[What is needed]: Find all lines in the records that include the word "depuis", and copy them out.
-- Start of Records for the exercise --
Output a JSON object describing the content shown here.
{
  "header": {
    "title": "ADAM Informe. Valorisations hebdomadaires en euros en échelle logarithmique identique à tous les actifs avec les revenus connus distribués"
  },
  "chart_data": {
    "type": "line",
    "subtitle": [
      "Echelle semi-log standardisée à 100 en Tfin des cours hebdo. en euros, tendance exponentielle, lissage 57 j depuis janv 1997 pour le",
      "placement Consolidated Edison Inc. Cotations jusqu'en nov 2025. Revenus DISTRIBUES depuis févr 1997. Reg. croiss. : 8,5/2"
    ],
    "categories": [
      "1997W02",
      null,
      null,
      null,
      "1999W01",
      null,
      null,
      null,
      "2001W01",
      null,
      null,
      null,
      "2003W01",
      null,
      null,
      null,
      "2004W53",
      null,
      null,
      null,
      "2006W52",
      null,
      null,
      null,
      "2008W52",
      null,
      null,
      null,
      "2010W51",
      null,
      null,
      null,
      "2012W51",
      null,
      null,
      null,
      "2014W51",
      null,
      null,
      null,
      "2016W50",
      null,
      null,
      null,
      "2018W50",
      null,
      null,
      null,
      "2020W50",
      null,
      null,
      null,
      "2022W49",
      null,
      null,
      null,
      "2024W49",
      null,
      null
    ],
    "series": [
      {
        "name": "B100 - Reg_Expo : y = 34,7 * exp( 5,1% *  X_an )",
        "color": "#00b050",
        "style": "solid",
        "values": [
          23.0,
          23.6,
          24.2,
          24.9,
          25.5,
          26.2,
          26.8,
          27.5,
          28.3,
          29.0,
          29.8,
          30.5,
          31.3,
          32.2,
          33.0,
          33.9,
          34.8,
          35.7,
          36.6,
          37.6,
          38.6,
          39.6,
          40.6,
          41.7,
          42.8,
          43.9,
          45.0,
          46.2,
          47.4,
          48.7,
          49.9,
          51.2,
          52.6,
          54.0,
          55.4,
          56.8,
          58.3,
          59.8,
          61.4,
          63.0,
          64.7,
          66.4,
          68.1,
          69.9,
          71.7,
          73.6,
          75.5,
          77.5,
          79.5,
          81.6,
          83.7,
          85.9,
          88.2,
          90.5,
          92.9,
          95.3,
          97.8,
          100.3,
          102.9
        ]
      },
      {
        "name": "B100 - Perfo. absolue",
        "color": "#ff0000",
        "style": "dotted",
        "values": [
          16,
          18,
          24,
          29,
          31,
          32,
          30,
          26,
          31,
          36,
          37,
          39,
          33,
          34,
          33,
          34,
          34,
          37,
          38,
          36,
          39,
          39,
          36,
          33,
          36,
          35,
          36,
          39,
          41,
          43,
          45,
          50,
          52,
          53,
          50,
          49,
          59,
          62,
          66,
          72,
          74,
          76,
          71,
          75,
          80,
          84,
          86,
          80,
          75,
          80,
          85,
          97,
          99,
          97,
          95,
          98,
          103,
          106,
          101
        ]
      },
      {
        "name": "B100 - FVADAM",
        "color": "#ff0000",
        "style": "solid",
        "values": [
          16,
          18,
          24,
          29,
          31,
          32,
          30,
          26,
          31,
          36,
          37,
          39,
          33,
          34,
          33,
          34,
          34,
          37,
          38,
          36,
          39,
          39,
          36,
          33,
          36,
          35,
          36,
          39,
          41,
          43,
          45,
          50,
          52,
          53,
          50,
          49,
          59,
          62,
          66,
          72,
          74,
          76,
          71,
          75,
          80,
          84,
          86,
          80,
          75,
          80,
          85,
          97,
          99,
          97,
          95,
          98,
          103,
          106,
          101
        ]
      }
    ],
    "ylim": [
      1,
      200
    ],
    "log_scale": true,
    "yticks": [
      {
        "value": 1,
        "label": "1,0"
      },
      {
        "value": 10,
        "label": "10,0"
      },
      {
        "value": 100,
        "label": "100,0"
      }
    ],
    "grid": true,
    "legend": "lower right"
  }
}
-- End of Records for the exercise --
[Expected output]:
      "Echelle semi-log standardisée à 100 en Tfin des cours hebdo. en euros, tendance exponentielle, lissage 57 j depuis janv 1997 pour le",
      "placement Consolidated Edison Inc. Cotations jusqu'en nov 2025. Revenus DISTRIBUES depuis févr 1997. Reg. croiss. : 8,5/2"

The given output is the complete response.